__Part of a data file__:
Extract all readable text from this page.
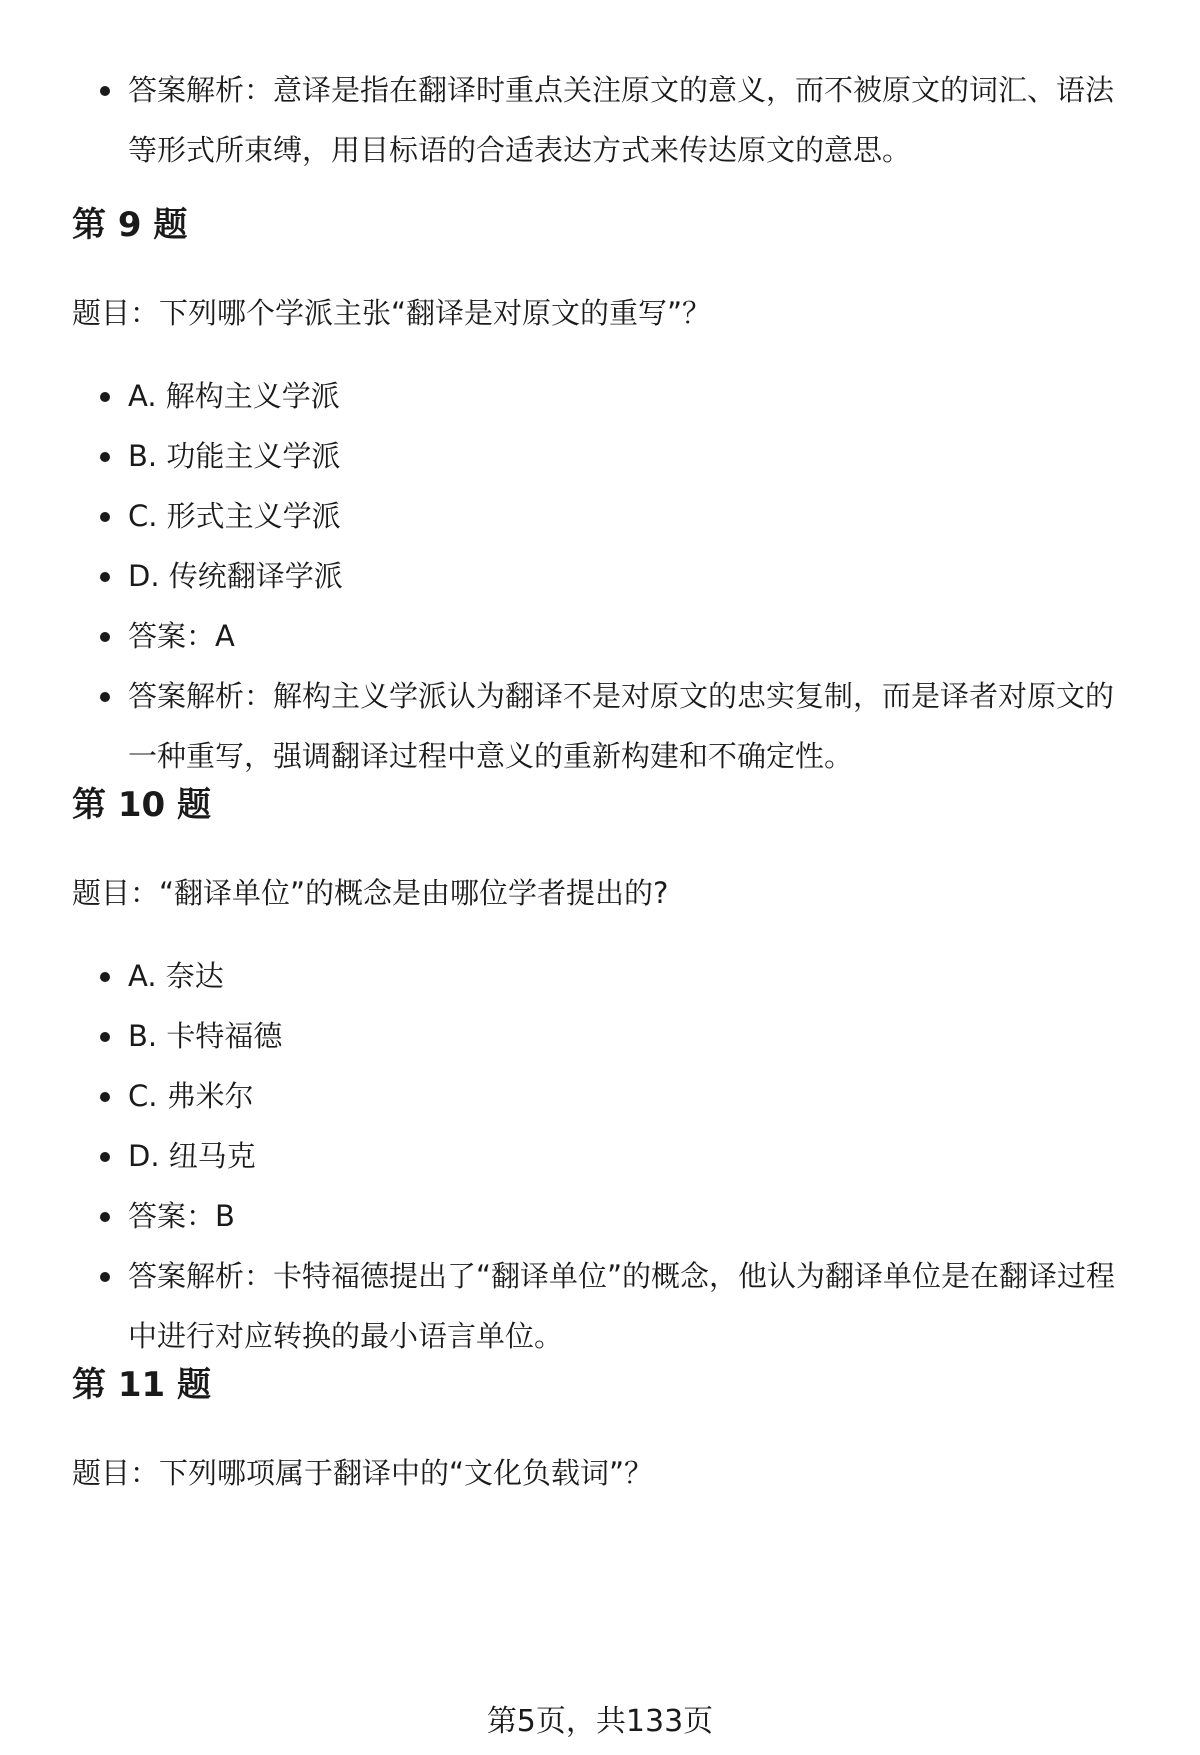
答案解析：意译是指在翻译时重点关注原文的意义，而不被原文的词汇、语法等形式所束缚，用目标语的合适表达方式来传达原文的意思。
第 9 题

题目：下列哪个学派主张“翻译是对原文的重写”？

A. 解构主义学派
B. 功能主义学派
C. 形式主义学派
D. 传统翻译学派
答案：A
答案解析：解构主义学派认为翻译不是对原文的忠实复制，而是译者对原文的一种重写，强调翻译过程中意义的重新构建和不确定性。
第 10 题

题目：“翻译单位”的概念是由哪位学者提出的?

A. 奈达
B. 卡特福德
C. 弗米尔
D. 纽马克
答案：B
答案解析：卡特福德提出了“翻译单位”的概念，他认为翻译单位是在翻译过程中进行对应转换的最小语言单位。
第 11 题

题目：下列哪项属于翻译中的“文化负载词”？

第5页，共133页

__GOAL__:
Copy the material above exactly and drop the pictures.

__COMPLETE OUTPUT__:
Extract all readable text from this page.
答案解析：意译是指在翻译时重点关注原文的意义，而不被原文的词汇、语法等形式所束缚，用目标语的合适表达方式来传达原文的意思。
第 9 题

题目：下列哪个学派主张“翻译是对原文的重写”？

A. 解构主义学派
B. 功能主义学派
C. 形式主义学派
D. 传统翻译学派
答案：A
答案解析：解构主义学派认为翻译不是对原文的忠实复制，而是译者对原文的一种重写，强调翻译过程中意义的重新构建和不确定性。
第 10 题

题目：“翻译单位”的概念是由哪位学者提出的?

A. 奈达
B. 卡特福德
C. 弗米尔
D. 纽马克
答案：B
答案解析：卡特福德提出了“翻译单位”的概念，他认为翻译单位是在翻译过程中进行对应转换的最小语言单位。
第 11 题

题目：下列哪项属于翻译中的“文化负载词”？

第5页，共133页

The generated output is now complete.